--- begin Listed records ---
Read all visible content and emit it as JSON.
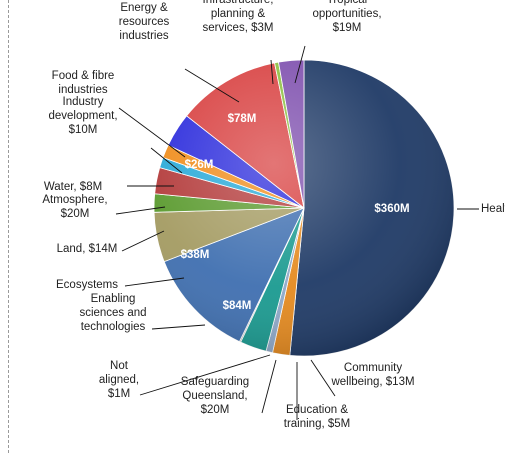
{
  "chart_data": {
    "type": "pie",
    "title": "",
    "unit": "$M",
    "slices": [
      {
        "name": "Health",
        "value": 360,
        "color": "#1f3a66",
        "value_label": "$360M",
        "label_lines": [
          "Health"
        ]
      },
      {
        "name": "Community wellbeing",
        "value": 13,
        "color": "#e58a1f",
        "label_lines": [
          "Community",
          "wellbeing, $13M"
        ]
      },
      {
        "name": "Education & training",
        "value": 5,
        "color": "#8fa9c9",
        "label_lines": [
          "Education &",
          "training, $5M"
        ]
      },
      {
        "name": "Safeguarding Queensland",
        "value": 20,
        "color": "#1a9a90",
        "label_lines": [
          "Safeguarding",
          "Queensland,",
          "$20M"
        ]
      },
      {
        "name": "Not aligned",
        "value": 1,
        "color": "#bfbfbf",
        "label_lines": [
          "Not",
          "aligned,",
          "$1M"
        ]
      },
      {
        "name": "Enabling sciences and technologies",
        "value": 84,
        "color": "#3f6fb0",
        "value_label": "$84M",
        "label_lines": [
          "Enabling",
          "sciences and",
          "technologies"
        ]
      },
      {
        "name": "Ecosystems",
        "value": 38,
        "color": "#a49b62",
        "value_label": "$38M",
        "label_lines": [
          "Ecosystems"
        ]
      },
      {
        "name": "Land",
        "value": 14,
        "color": "#5a9a2e",
        "label_lines": [
          "Land, $14M"
        ]
      },
      {
        "name": "Atmosphere",
        "value": 20,
        "color": "#b33a3a",
        "label_lines": [
          "Atmosphere,",
          "$20M"
        ]
      },
      {
        "name": "Water",
        "value": 8,
        "color": "#27a9d8",
        "label_lines": [
          "Water, $8M"
        ]
      },
      {
        "name": "Industry development",
        "value": 10,
        "color": "#f08c1a",
        "label_lines": [
          "Industry",
          "development,",
          "$10M"
        ]
      },
      {
        "name": "Food & fibre industries",
        "value": 26,
        "color": "#2b2bdc",
        "value_label": "$26M",
        "label_lines": [
          "Food & fibre",
          "industries"
        ]
      },
      {
        "name": "Energy & resources industries",
        "value": 78,
        "color": "#d84040",
        "value_label": "$78M",
        "label_lines": [
          "Energy &",
          "resources",
          "industries"
        ]
      },
      {
        "name": "Infrastructure, planning & services",
        "value": 3,
        "color": "#8cbf3f",
        "label_lines": [
          "Infrastructure,",
          "planning &",
          "services, $3M"
        ]
      },
      {
        "name": "Tropical opportunities",
        "value": 19,
        "color": "#7e4fae",
        "label_lines": [
          "Tropical",
          "opportunities,",
          "$19M"
        ]
      }
    ]
  }
}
--- end Listed records ---
- _Exercise description_
Write out the listing above again, exactly, but with no pictures in the copy.

- _Written response_
Read all visible content and emit it as JSON.
{
  "chart_data": {
    "type": "pie",
    "title": "",
    "unit": "$M",
    "slices": [
      {
        "name": "Health",
        "value": 360,
        "color": "#1f3a66",
        "value_label": "$360M",
        "label_lines": [
          "Health"
        ]
      },
      {
        "name": "Community wellbeing",
        "value": 13,
        "color": "#e58a1f",
        "label_lines": [
          "Community",
          "wellbeing, $13M"
        ]
      },
      {
        "name": "Education & training",
        "value": 5,
        "color": "#8fa9c9",
        "label_lines": [
          "Education &",
          "training, $5M"
        ]
      },
      {
        "name": "Safeguarding Queensland",
        "value": 20,
        "color": "#1a9a90",
        "label_lines": [
          "Safeguarding",
          "Queensland,",
          "$20M"
        ]
      },
      {
        "name": "Not aligned",
        "value": 1,
        "color": "#bfbfbf",
        "label_lines": [
          "Not",
          "aligned,",
          "$1M"
        ]
      },
      {
        "name": "Enabling sciences and technologies",
        "value": 84,
        "color": "#3f6fb0",
        "value_label": "$84M",
        "label_lines": [
          "Enabling",
          "sciences and",
          "technologies"
        ]
      },
      {
        "name": "Ecosystems",
        "value": 38,
        "color": "#a49b62",
        "value_label": "$38M",
        "label_lines": [
          "Ecosystems"
        ]
      },
      {
        "name": "Land",
        "value": 14,
        "color": "#5a9a2e",
        "label_lines": [
          "Land, $14M"
        ]
      },
      {
        "name": "Atmosphere",
        "value": 20,
        "color": "#b33a3a",
        "label_lines": [
          "Atmosphere,",
          "$20M"
        ]
      },
      {
        "name": "Water",
        "value": 8,
        "color": "#27a9d8",
        "label_lines": [
          "Water, $8M"
        ]
      },
      {
        "name": "Industry development",
        "value": 10,
        "color": "#f08c1a",
        "label_lines": [
          "Industry",
          "development,",
          "$10M"
        ]
      },
      {
        "name": "Food & fibre industries",
        "value": 26,
        "color": "#2b2bdc",
        "value_label": "$26M",
        "label_lines": [
          "Food & fibre",
          "industries"
        ]
      },
      {
        "name": "Energy & resources industries",
        "value": 78,
        "color": "#d84040",
        "value_label": "$78M",
        "label_lines": [
          "Energy &",
          "resources",
          "industries"
        ]
      },
      {
        "name": "Infrastructure, planning & services",
        "value": 3,
        "color": "#8cbf3f",
        "label_lines": [
          "Infrastructure,",
          "planning &",
          "services, $3M"
        ]
      },
      {
        "name": "Tropical opportunities",
        "value": 19,
        "color": "#7e4fae",
        "label_lines": [
          "Tropical",
          "opportunities,",
          "$19M"
        ]
      }
    ]
  }
}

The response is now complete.